# START OF Given data

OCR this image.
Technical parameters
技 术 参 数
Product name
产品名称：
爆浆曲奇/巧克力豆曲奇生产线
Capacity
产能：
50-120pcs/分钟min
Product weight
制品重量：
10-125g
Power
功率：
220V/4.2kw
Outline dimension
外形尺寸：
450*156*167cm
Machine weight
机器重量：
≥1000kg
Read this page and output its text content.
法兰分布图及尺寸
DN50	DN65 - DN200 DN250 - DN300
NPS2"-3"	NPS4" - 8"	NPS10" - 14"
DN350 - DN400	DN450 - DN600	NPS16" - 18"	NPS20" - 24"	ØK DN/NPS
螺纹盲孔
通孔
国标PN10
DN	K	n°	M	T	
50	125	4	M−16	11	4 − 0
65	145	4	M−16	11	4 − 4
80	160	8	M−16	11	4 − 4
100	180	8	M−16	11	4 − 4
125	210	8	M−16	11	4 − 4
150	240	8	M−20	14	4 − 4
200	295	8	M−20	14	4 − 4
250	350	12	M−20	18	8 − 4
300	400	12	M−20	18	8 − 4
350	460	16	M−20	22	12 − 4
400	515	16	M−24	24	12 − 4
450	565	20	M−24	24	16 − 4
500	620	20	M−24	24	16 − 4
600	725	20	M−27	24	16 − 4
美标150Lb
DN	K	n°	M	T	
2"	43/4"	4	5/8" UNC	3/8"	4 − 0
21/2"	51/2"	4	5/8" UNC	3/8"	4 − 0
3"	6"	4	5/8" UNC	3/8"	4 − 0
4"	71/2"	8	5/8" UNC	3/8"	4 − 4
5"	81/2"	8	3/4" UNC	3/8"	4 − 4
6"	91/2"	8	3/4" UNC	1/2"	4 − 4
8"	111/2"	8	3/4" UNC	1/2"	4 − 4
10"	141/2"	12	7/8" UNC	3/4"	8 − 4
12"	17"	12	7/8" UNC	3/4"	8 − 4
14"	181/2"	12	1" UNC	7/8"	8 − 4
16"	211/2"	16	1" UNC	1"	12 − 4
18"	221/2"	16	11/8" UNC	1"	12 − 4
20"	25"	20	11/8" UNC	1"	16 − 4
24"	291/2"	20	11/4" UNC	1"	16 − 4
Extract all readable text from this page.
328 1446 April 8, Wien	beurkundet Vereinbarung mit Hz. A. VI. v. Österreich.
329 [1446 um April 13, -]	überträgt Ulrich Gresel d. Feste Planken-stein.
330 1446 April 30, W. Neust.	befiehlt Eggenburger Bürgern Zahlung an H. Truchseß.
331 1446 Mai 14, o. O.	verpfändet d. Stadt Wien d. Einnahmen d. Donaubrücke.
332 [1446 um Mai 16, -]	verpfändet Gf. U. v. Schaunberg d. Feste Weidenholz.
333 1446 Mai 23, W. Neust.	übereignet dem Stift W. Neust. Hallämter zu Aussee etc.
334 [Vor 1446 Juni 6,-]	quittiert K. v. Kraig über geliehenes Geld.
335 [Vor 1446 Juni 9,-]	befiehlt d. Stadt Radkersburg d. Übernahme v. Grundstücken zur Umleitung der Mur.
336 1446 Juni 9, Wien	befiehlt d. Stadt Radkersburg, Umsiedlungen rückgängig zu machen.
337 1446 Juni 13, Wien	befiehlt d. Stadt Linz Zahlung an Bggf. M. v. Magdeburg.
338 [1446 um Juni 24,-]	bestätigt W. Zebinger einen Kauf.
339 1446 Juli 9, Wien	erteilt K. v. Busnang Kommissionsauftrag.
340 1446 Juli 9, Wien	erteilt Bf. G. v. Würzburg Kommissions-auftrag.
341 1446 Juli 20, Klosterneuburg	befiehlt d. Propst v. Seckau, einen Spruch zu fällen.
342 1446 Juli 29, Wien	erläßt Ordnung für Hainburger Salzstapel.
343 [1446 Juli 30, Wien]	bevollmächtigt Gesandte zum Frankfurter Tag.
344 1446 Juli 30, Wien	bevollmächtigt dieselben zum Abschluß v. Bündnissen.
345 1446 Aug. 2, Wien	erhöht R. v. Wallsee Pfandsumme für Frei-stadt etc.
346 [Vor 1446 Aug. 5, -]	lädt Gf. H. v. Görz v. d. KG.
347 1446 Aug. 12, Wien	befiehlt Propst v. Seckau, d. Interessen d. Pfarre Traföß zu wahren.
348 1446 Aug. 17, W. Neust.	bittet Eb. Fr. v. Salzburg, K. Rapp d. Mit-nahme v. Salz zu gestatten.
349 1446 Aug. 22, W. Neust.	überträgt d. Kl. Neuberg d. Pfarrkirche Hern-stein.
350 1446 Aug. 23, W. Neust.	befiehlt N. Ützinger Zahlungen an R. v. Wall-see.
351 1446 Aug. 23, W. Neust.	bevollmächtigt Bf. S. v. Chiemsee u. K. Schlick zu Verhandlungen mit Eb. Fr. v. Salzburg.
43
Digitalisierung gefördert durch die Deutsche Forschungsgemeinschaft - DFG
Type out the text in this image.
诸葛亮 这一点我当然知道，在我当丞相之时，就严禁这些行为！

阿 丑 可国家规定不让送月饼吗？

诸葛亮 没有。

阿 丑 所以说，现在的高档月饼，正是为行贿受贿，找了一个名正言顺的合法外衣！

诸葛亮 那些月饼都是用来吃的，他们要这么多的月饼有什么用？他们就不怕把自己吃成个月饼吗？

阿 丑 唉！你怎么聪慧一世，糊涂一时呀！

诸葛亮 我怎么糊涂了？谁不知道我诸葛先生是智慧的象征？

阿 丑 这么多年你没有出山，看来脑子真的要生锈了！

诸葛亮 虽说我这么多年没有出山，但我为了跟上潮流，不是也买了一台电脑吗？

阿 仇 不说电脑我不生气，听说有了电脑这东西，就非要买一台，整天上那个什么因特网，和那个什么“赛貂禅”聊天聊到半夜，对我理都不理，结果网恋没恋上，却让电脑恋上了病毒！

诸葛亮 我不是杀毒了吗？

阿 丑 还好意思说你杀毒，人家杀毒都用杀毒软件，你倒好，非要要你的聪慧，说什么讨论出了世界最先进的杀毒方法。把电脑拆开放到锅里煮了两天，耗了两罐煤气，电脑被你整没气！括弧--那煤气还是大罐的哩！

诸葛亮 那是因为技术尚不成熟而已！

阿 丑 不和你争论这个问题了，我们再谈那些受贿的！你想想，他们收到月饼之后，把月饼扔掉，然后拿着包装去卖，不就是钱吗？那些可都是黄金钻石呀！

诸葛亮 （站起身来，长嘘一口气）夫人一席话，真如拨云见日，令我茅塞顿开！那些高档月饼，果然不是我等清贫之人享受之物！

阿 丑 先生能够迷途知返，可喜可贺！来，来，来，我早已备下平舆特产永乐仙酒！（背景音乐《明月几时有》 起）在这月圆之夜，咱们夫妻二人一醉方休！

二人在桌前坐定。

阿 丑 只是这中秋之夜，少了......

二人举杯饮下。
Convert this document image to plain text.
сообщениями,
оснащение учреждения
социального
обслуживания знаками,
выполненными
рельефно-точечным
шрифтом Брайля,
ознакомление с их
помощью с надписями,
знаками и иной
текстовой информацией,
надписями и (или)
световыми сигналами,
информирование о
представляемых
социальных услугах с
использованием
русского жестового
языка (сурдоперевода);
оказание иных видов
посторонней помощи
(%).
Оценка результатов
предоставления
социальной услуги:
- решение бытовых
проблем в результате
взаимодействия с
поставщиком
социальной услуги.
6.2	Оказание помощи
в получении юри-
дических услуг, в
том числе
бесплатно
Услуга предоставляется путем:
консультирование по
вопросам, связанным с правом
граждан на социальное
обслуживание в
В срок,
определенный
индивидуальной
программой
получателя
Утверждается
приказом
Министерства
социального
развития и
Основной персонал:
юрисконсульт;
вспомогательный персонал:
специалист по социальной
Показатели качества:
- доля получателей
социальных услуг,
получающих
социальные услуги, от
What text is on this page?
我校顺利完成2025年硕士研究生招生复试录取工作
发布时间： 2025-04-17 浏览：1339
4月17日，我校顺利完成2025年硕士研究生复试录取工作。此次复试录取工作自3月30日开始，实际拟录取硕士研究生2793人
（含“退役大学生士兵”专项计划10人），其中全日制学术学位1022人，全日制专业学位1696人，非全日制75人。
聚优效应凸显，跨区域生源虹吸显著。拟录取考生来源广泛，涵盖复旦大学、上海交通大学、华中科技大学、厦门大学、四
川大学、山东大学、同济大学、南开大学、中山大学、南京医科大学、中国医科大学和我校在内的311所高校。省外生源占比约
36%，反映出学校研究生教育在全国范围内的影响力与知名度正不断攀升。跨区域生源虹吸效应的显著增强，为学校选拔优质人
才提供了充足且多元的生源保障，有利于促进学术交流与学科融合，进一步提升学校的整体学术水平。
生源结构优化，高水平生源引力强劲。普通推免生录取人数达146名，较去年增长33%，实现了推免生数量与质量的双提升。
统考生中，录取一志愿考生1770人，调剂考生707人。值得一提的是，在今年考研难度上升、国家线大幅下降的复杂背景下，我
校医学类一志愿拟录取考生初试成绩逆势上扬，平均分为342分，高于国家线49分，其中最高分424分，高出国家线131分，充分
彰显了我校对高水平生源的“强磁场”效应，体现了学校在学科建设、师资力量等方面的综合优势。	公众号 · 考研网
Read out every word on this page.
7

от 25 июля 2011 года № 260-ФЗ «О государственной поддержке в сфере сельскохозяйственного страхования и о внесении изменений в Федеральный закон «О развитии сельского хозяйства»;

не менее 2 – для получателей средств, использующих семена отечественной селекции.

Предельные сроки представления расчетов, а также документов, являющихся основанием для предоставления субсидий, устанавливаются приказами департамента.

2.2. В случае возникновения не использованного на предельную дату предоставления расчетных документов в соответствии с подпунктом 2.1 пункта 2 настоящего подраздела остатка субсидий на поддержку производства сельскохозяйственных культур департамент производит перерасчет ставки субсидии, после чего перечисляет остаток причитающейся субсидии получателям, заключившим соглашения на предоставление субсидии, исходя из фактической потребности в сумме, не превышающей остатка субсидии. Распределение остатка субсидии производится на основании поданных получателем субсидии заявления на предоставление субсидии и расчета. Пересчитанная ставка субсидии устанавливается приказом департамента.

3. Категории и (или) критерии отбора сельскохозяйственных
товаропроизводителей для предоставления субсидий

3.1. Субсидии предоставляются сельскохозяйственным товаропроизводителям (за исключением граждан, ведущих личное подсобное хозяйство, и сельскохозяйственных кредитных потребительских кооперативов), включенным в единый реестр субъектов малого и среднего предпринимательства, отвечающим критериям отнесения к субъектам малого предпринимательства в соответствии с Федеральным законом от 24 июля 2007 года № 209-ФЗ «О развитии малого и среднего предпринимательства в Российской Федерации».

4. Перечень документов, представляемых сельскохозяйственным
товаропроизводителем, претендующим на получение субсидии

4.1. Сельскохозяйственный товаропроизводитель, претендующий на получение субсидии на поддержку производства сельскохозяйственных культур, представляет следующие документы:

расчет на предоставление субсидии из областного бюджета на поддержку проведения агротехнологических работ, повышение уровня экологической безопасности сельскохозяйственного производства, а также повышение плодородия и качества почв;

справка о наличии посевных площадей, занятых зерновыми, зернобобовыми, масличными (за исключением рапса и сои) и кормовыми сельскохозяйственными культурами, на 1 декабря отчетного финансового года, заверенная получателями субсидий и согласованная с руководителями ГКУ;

# END OF Given data

| What the task requires |
Determine how many lines of the material include the string "verpfändet". Output only that count.

| Output |
2